[GOAL OF THE EXERCISE] Without changing a character, return the entries, but not the images they hold.

★ ★ ★ ★ ★

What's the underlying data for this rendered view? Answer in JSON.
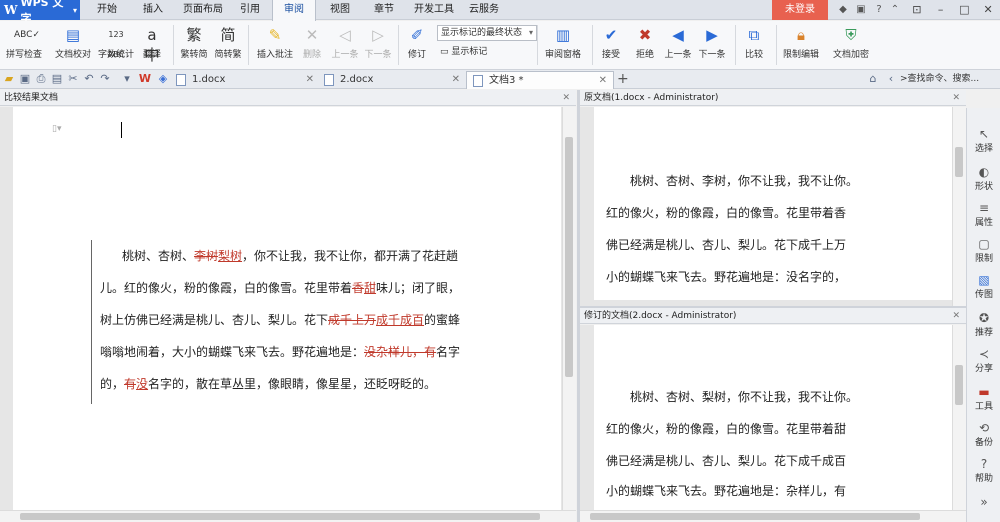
{
  "app": {
    "logo": "W",
    "name": "WPS 文字",
    "dropdown": "▾"
  },
  "menu": {
    "items": [
      "开始",
      "插入",
      "页面布局",
      "引用",
      "审阅",
      "视图",
      "章节",
      "开发工具",
      "云服务"
    ],
    "active": "审阅",
    "login": "未登录"
  },
  "ribbon": {
    "spellcheck": "拼写检查",
    "proofread": "文档校对",
    "wordcount": "字数统计",
    "translate": "翻译",
    "to_simplified": "繁转简",
    "to_traditional": "简转繁",
    "insert_comment": "插入批注",
    "delete": "删除",
    "prev": "上一条",
    "next": "下一条",
    "revise": "修订",
    "mark_state": "显示标记的最终状态",
    "show_marks": "显示标记",
    "review_pane": "审阅窗格",
    "accept": "接受",
    "reject": "拒绝",
    "prev2": "上一条",
    "next2": "下一条",
    "compare": "比较",
    "restrict_edit": "限制编辑",
    "encrypt": "文档加密"
  },
  "tabs": [
    {
      "label": "1.docx"
    },
    {
      "label": "2.docx"
    },
    {
      "label": "文档3 *"
    }
  ],
  "command_search": "查找命令、搜索...",
  "left_pane": {
    "title": "比较结果文档",
    "paragraph": [
      [
        [
          "n",
          "桃树、杏树、"
        ],
        [
          "d",
          "李树"
        ],
        [
          "i",
          "梨树"
        ],
        [
          "n",
          "，你不让我，我不让你，都开满了花赶趟"
        ]
      ],
      [
        [
          "n",
          "儿。红的像火，粉的像霞，白的像雪。花里带着"
        ],
        [
          "d",
          "香"
        ],
        [
          "i",
          "甜"
        ],
        [
          "n",
          "味儿；闭了眼，"
        ]
      ],
      [
        [
          "n",
          "树上仿佛已经满是桃儿、杏儿、梨儿。花下"
        ],
        [
          "d",
          "成千上万"
        ],
        [
          "i",
          "成千成百"
        ],
        [
          "n",
          "的蜜蜂"
        ]
      ],
      [
        [
          "n",
          "嗡嗡地闹着，大小的蝴蝶飞来飞去。野花遍地是："
        ],
        [
          "d",
          "没杂样儿，有"
        ],
        [
          "n",
          "名字"
        ]
      ],
      [
        [
          "n",
          "的，"
        ],
        [
          "d",
          "有"
        ],
        [
          "i",
          "没"
        ],
        [
          "n",
          "名字的，散在草丛里，像眼睛，像星星，还眨呀眨的。"
        ]
      ]
    ]
  },
  "original_pane": {
    "title": "原文档(1.docx - Administrator)",
    "lines": [
      "　　桃树、杏树、李树，你不让我，我不让你。",
      "红的像火，粉的像霞，白的像雪。花里带着香",
      "佛已经满是桃儿、杏儿、梨儿。花下成千上万",
      "小的蝴蝶飞来飞去。野花遍地是：没名字的，"
    ]
  },
  "revised_pane": {
    "title": "修订的文档(2.docx - Administrator)",
    "lines": [
      "　　桃树、杏树、梨树，你不让我，我不让你。",
      "红的像火，粉的像霞，白的像雪。花里带着甜",
      "佛已经满是桃儿、杏儿、梨儿。花下成千成百",
      "小的蝴蝶飞来飞去。野花遍地是：杂样儿，有"
    ]
  },
  "sidebar": [
    "选择",
    "形状",
    "属性",
    "限制",
    "传图",
    "推荐",
    "分享",
    "工具",
    "备份",
    "帮助"
  ]
}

★ ★ ★ ★ ★

[FULL OUTPUT]
What's the underlying data for this rendered view? Answer in JSON.
{
  "app": {
    "logo": "W",
    "name": "WPS 文字",
    "dropdown": "▾"
  },
  "menu": {
    "items": [
      "开始",
      "插入",
      "页面布局",
      "引用",
      "审阅",
      "视图",
      "章节",
      "开发工具",
      "云服务"
    ],
    "active": "审阅",
    "login": "未登录"
  },
  "ribbon": {
    "spellcheck": "拼写检查",
    "proofread": "文档校对",
    "wordcount": "字数统计",
    "translate": "翻译",
    "to_simplified": "繁转简",
    "to_traditional": "简转繁",
    "insert_comment": "插入批注",
    "delete": "删除",
    "prev": "上一条",
    "next": "下一条",
    "revise": "修订",
    "mark_state": "显示标记的最终状态",
    "show_marks": "显示标记",
    "review_pane": "审阅窗格",
    "accept": "接受",
    "reject": "拒绝",
    "prev2": "上一条",
    "next2": "下一条",
    "compare": "比较",
    "restrict_edit": "限制编辑",
    "encrypt": "文档加密"
  },
  "tabs": [
    {
      "label": "1.docx"
    },
    {
      "label": "2.docx"
    },
    {
      "label": "文档3 *"
    }
  ],
  "command_search": "查找命令、搜索...",
  "left_pane": {
    "title": "比较结果文档",
    "paragraph": [
      [
        [
          "n",
          "桃树、杏树、"
        ],
        [
          "d",
          "李树"
        ],
        [
          "i",
          "梨树"
        ],
        [
          "n",
          "，你不让我，我不让你，都开满了花赶趟"
        ]
      ],
      [
        [
          "n",
          "儿。红的像火，粉的像霞，白的像雪。花里带着"
        ],
        [
          "d",
          "香"
        ],
        [
          "i",
          "甜"
        ],
        [
          "n",
          "味儿；闭了眼，"
        ]
      ],
      [
        [
          "n",
          "树上仿佛已经满是桃儿、杏儿、梨儿。花下"
        ],
        [
          "d",
          "成千上万"
        ],
        [
          "i",
          "成千成百"
        ],
        [
          "n",
          "的蜜蜂"
        ]
      ],
      [
        [
          "n",
          "嗡嗡地闹着，大小的蝴蝶飞来飞去。野花遍地是："
        ],
        [
          "d",
          "没杂样儿，有"
        ],
        [
          "n",
          "名字"
        ]
      ],
      [
        [
          "n",
          "的，"
        ],
        [
          "d",
          "有"
        ],
        [
          "i",
          "没"
        ],
        [
          "n",
          "名字的，散在草丛里，像眼睛，像星星，还眨呀眨的。"
        ]
      ]
    ]
  },
  "original_pane": {
    "title": "原文档(1.docx - Administrator)",
    "lines": [
      "　　桃树、杏树、李树，你不让我，我不让你。",
      "红的像火，粉的像霞，白的像雪。花里带着香",
      "佛已经满是桃儿、杏儿、梨儿。花下成千上万",
      "小的蝴蝶飞来飞去。野花遍地是：没名字的，"
    ]
  },
  "revised_pane": {
    "title": "修订的文档(2.docx - Administrator)",
    "lines": [
      "　　桃树、杏树、梨树，你不让我，我不让你。",
      "红的像火，粉的像霞，白的像雪。花里带着甜",
      "佛已经满是桃儿、杏儿、梨儿。花下成千成百",
      "小的蝴蝶飞来飞去。野花遍地是：杂样儿，有"
    ]
  },
  "sidebar": [
    "选择",
    "形状",
    "属性",
    "限制",
    "传图",
    "推荐",
    "分享",
    "工具",
    "备份",
    "帮助"
  ]
}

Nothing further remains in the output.